■ Problem to solve
In the records that follow, show each line where the word "high" is present.

Data entries for graphics
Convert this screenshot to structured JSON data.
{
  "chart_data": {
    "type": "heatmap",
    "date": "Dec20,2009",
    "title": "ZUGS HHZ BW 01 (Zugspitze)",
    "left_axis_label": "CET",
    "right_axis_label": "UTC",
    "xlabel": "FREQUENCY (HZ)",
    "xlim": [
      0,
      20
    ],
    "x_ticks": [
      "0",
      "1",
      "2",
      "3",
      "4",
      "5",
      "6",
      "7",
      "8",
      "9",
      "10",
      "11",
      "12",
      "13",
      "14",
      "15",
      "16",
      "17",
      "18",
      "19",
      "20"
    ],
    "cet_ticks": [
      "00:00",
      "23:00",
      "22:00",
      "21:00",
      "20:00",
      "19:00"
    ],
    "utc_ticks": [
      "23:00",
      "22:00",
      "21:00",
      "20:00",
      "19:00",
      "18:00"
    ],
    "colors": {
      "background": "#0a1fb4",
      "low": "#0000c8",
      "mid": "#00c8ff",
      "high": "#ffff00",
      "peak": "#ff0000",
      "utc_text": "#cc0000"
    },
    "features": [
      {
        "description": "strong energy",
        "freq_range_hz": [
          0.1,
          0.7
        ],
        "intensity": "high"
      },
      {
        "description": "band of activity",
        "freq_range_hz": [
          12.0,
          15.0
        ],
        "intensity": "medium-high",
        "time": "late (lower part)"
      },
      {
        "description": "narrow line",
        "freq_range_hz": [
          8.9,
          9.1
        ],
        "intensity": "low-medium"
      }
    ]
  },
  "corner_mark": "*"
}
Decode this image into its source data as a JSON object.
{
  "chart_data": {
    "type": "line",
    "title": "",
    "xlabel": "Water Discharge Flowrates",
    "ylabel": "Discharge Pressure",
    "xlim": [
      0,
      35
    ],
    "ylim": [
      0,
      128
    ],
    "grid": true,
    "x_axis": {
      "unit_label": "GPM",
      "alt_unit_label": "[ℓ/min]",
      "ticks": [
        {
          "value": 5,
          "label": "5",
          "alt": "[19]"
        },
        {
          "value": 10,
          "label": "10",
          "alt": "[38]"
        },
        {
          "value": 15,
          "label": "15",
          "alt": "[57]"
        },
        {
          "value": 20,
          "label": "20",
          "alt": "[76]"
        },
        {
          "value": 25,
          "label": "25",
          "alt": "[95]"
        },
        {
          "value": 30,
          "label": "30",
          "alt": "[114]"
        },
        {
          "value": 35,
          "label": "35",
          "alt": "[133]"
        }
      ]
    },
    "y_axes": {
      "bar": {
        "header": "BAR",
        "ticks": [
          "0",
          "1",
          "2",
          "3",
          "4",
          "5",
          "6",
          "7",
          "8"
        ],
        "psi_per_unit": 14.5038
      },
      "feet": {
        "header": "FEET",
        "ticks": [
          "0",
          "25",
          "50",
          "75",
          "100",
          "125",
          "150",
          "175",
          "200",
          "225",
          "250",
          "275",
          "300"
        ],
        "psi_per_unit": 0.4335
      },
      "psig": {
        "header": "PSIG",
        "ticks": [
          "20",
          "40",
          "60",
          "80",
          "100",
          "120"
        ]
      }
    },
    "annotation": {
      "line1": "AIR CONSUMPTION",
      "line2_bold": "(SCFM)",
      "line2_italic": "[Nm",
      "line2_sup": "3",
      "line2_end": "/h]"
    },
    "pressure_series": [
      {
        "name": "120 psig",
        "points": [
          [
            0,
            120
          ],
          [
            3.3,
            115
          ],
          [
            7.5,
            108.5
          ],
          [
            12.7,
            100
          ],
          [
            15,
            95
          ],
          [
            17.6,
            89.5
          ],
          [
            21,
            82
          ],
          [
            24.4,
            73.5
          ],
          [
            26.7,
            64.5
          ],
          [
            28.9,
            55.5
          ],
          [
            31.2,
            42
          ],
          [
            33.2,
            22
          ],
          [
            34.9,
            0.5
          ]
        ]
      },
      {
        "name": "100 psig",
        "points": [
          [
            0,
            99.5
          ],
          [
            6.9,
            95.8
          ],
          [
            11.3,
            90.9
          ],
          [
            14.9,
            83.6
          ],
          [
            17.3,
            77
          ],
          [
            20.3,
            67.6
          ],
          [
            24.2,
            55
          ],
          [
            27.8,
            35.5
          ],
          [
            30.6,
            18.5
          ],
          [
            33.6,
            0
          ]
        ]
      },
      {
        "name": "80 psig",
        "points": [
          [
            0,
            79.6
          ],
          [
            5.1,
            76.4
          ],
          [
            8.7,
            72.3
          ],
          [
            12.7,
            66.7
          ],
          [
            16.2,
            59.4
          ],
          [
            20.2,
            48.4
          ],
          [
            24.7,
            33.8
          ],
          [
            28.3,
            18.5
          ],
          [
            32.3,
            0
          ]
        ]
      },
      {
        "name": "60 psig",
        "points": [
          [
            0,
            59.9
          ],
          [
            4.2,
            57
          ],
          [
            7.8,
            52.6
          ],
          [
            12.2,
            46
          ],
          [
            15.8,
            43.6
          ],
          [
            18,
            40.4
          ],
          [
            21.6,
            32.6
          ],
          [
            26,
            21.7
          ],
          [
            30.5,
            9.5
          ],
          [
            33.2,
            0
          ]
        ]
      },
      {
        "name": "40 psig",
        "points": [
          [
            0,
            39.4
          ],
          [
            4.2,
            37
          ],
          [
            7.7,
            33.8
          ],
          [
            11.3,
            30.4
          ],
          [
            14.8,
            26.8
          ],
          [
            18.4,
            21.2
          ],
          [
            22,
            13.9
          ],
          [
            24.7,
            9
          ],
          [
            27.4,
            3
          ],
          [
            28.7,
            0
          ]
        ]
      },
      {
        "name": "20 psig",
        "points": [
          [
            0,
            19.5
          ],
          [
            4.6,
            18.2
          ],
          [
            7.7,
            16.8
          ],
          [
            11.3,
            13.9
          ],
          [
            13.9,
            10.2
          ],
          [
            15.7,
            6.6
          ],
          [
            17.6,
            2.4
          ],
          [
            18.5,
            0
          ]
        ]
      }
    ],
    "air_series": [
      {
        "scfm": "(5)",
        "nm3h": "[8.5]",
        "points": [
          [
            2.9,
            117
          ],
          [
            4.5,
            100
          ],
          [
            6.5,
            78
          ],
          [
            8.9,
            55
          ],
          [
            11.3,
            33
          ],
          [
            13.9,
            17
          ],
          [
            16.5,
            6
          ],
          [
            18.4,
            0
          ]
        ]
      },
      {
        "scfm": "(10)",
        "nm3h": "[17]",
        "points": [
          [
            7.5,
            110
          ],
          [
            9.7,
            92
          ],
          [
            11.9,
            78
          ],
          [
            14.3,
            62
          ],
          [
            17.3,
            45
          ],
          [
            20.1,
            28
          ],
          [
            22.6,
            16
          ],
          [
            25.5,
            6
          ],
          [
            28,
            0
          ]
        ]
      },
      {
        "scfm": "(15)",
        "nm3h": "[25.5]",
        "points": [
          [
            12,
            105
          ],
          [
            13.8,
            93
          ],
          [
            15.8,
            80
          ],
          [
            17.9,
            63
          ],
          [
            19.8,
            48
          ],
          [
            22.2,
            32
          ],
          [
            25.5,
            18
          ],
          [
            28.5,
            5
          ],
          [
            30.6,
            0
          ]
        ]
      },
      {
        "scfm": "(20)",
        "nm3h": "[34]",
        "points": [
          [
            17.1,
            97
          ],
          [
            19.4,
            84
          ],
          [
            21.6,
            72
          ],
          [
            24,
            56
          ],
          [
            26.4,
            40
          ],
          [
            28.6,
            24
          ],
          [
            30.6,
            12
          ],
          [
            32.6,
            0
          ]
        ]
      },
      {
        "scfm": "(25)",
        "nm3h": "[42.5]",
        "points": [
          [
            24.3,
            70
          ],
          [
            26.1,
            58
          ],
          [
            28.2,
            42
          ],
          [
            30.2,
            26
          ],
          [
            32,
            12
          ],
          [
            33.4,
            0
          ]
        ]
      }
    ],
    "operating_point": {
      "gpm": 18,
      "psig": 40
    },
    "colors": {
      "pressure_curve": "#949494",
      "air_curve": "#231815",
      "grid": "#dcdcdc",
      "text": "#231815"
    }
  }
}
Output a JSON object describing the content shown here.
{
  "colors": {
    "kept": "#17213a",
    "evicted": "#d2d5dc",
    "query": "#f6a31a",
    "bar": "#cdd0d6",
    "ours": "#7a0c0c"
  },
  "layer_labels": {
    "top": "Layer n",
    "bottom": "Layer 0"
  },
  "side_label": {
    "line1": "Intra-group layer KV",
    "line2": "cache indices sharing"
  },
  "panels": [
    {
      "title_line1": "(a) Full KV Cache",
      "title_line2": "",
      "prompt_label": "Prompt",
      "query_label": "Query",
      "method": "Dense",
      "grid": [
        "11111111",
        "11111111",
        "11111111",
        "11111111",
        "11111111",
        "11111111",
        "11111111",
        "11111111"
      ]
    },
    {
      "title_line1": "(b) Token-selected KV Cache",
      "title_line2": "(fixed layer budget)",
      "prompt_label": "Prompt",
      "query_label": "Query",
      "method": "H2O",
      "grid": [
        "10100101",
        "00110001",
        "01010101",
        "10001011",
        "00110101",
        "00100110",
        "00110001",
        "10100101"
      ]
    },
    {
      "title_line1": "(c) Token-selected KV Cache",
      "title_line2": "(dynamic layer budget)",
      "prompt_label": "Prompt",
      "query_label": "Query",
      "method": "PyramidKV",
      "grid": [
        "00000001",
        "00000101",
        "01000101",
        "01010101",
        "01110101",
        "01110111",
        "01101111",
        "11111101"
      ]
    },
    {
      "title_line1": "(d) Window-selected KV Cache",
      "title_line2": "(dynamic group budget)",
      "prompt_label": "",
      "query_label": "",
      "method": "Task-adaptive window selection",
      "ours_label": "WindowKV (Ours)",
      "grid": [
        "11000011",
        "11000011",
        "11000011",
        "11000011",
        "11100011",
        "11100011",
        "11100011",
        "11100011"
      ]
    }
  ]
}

■ Final result
      "high": "#ffff00",
        "intensity": "high"
        "intensity": "medium-high",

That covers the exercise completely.